** Task brief **
Where a line contains the word "type", copy that line.

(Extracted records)

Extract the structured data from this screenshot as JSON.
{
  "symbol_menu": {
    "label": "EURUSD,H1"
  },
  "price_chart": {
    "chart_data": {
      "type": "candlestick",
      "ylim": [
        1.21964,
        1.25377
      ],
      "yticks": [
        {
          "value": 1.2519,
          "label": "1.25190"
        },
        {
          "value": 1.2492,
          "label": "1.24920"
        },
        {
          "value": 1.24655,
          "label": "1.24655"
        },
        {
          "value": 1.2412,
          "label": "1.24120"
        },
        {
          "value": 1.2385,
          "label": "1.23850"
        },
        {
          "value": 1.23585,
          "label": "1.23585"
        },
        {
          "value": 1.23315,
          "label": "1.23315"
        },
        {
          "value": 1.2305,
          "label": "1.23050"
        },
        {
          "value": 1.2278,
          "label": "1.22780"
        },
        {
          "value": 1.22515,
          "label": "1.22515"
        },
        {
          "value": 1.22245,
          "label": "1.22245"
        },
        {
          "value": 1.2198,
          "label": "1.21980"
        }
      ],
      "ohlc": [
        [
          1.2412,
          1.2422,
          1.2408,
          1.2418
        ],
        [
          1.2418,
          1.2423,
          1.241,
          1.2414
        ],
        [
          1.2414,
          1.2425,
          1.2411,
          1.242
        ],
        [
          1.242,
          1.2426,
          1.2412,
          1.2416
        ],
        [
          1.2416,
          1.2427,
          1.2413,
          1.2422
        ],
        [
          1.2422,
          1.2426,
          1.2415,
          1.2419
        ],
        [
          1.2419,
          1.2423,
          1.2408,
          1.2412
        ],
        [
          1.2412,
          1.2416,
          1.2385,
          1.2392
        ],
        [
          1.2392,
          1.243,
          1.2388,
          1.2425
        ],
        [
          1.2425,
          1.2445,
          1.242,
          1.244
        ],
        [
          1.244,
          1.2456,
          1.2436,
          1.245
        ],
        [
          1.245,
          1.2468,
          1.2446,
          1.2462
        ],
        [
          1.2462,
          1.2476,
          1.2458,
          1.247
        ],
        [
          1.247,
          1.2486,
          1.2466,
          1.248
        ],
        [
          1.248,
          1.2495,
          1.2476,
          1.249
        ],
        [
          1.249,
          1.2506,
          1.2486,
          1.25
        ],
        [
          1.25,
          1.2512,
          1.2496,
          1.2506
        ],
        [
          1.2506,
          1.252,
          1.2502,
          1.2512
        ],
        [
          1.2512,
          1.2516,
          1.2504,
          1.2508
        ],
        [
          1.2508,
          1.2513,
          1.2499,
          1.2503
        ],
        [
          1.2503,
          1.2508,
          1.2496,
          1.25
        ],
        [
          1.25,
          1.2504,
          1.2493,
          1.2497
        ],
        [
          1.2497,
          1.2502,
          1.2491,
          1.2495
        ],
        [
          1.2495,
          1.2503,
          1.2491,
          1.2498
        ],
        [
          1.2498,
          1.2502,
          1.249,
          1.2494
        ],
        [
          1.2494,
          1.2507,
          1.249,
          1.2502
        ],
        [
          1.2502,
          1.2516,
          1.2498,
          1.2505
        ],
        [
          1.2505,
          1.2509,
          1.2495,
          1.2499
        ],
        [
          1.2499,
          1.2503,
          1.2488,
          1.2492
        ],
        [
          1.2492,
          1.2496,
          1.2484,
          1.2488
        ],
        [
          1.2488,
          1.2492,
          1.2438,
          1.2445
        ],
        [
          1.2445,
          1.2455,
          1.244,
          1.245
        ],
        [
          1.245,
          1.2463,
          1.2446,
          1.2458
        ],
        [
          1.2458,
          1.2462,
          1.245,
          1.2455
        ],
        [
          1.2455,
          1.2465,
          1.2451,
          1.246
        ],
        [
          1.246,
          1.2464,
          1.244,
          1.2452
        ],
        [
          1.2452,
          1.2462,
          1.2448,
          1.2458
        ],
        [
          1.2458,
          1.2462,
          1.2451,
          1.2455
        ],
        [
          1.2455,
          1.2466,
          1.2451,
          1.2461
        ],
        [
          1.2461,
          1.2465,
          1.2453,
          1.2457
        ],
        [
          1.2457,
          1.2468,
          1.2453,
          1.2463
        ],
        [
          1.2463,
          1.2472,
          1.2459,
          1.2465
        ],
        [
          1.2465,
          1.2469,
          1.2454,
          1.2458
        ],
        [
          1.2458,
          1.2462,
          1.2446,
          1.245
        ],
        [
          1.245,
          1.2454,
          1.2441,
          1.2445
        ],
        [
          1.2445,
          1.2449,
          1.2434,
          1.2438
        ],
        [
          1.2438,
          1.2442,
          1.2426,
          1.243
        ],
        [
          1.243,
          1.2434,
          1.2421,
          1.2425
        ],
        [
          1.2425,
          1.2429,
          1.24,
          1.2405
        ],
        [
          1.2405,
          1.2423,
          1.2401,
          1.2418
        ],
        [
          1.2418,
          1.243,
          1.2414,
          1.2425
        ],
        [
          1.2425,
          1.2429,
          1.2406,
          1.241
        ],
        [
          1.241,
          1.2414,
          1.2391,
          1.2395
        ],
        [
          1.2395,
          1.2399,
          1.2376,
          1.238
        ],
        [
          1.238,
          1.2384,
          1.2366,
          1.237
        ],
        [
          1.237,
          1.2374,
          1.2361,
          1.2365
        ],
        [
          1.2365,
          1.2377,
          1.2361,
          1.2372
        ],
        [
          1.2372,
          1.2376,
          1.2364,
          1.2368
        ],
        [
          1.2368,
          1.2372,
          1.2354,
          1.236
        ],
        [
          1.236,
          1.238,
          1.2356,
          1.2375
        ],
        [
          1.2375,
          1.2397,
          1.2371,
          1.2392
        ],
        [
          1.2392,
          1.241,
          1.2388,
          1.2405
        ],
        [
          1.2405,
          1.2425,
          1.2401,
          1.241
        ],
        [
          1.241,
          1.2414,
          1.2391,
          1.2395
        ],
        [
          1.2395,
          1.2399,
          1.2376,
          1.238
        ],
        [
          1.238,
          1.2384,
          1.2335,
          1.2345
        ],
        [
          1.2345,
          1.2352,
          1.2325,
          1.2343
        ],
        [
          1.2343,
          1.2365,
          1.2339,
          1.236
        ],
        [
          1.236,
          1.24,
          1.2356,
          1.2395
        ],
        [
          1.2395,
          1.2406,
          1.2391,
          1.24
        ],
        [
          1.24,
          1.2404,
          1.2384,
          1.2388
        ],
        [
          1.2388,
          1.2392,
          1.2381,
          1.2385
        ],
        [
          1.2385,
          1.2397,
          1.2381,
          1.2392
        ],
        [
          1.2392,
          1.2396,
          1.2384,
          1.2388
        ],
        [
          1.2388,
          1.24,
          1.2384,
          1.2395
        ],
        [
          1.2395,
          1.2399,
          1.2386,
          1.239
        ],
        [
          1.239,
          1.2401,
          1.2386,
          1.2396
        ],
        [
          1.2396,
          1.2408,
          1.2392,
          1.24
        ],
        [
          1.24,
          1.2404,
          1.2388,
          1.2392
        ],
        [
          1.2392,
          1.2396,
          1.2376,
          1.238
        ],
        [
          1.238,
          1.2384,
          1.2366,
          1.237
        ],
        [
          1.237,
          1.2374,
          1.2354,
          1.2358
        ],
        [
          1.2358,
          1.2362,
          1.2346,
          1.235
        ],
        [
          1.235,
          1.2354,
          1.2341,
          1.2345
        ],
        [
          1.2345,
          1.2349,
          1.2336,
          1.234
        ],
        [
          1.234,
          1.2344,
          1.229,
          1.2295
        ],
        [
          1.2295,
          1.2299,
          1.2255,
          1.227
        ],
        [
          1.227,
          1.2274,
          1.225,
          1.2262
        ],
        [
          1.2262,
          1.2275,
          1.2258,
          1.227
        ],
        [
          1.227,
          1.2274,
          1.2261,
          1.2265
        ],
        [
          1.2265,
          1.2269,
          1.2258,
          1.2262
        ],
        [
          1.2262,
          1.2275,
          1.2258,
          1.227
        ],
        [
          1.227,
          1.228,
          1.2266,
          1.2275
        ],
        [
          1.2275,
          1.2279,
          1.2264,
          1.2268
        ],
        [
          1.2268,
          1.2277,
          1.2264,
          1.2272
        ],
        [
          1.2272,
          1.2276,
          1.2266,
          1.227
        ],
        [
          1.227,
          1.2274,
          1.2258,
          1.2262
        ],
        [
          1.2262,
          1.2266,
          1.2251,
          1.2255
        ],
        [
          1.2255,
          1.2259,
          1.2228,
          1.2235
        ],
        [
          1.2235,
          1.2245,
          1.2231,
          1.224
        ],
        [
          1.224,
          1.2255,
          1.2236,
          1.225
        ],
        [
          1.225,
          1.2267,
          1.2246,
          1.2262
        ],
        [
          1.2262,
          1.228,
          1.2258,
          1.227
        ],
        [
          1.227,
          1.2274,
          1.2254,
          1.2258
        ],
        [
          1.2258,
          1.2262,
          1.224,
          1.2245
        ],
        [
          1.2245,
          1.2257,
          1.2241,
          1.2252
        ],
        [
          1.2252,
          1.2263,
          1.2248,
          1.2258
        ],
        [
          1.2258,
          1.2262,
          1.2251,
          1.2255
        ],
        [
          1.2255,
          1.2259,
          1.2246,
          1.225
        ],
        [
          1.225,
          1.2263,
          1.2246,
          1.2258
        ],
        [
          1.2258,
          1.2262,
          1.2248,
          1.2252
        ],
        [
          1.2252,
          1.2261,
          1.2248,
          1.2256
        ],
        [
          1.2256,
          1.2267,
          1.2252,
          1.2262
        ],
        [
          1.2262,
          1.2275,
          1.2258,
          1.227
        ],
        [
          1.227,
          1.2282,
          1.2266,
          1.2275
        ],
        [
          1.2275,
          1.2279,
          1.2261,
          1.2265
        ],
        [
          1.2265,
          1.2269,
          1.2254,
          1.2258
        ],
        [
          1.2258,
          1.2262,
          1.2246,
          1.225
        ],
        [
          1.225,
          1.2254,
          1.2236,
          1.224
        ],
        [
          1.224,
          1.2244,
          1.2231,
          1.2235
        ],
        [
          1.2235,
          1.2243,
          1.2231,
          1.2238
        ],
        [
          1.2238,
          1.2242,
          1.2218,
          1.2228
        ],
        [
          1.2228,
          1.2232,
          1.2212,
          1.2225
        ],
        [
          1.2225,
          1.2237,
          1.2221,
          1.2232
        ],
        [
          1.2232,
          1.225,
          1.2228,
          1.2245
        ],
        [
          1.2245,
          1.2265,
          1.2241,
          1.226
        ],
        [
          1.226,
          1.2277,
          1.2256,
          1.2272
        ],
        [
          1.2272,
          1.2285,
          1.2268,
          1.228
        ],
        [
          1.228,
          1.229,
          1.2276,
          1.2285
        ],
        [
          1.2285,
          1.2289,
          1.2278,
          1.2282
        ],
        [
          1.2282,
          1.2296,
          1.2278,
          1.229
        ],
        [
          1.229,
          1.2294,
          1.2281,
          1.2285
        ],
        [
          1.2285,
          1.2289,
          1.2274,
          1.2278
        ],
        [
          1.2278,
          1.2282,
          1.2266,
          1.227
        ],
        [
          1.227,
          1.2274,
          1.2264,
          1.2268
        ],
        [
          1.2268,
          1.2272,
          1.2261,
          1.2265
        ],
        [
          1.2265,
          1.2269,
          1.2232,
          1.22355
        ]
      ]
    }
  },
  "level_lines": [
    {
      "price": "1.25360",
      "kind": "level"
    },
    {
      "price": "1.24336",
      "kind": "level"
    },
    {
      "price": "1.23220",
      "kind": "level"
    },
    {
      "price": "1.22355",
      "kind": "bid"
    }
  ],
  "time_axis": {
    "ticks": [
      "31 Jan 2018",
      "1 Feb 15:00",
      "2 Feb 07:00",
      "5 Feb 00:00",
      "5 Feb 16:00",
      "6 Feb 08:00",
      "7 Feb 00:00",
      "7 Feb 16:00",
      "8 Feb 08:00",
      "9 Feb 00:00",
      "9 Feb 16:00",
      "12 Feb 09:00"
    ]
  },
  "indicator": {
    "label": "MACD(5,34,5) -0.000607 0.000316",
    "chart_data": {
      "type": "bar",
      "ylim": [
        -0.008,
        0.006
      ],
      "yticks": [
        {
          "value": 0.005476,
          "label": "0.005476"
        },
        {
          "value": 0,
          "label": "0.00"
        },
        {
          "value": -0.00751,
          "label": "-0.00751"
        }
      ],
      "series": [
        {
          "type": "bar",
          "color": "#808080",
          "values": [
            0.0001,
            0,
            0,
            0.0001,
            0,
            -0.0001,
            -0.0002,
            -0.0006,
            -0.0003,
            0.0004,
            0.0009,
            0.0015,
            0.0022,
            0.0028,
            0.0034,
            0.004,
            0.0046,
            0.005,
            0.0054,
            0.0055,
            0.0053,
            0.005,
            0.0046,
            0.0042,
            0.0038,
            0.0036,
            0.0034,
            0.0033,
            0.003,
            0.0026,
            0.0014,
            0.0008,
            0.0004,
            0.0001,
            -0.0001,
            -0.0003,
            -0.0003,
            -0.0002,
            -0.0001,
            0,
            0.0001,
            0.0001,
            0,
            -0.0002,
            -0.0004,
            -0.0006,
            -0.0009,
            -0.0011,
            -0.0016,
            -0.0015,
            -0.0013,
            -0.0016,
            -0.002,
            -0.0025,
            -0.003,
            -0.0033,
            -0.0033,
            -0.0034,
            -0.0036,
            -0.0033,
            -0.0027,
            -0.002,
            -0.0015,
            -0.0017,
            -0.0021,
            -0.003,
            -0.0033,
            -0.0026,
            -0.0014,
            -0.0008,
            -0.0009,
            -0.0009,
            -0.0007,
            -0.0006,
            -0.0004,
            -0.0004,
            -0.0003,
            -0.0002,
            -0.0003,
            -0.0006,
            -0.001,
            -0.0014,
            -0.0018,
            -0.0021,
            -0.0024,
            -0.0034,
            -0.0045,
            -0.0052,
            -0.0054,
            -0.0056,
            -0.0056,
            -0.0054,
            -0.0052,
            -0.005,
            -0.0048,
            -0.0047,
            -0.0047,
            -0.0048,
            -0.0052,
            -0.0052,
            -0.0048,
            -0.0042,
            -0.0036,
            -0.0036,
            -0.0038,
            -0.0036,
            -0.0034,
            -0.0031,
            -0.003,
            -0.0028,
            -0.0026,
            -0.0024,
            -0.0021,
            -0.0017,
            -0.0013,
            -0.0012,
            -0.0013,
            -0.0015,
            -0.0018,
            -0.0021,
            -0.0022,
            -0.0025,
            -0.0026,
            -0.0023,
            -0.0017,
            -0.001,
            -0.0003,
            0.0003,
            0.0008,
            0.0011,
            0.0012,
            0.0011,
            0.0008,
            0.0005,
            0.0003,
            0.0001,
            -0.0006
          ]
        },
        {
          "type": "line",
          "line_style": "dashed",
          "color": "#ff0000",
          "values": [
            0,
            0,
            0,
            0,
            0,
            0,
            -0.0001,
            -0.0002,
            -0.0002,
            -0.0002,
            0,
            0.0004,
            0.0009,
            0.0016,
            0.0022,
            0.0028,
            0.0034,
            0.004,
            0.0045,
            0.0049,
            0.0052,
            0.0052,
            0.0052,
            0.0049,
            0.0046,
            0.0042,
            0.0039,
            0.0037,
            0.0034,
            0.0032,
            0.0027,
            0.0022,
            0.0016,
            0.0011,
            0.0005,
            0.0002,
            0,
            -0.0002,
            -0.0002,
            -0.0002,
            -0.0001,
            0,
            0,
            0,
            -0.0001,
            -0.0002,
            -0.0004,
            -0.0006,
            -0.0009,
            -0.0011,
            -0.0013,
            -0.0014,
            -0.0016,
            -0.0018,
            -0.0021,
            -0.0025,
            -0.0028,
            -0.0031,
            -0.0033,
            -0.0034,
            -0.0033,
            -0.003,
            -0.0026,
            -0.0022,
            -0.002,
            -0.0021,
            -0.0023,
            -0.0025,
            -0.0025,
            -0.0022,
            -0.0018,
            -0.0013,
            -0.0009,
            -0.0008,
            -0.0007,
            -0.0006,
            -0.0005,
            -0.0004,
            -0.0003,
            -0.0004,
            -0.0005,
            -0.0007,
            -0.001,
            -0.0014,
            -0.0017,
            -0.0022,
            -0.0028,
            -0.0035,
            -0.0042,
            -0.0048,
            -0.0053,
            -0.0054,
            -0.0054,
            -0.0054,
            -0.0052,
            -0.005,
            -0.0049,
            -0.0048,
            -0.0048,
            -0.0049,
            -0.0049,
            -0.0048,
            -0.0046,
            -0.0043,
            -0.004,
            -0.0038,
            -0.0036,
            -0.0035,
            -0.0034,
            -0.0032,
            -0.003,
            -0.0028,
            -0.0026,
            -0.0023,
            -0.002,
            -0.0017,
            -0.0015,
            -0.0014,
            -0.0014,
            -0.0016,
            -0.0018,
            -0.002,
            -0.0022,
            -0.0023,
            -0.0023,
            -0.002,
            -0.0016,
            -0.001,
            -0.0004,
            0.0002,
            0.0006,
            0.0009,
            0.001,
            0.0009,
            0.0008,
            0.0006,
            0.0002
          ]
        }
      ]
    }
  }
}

** Response **
      "type": "candlestick",
      "type": "bar",
          "type": "bar",
          "type": "line",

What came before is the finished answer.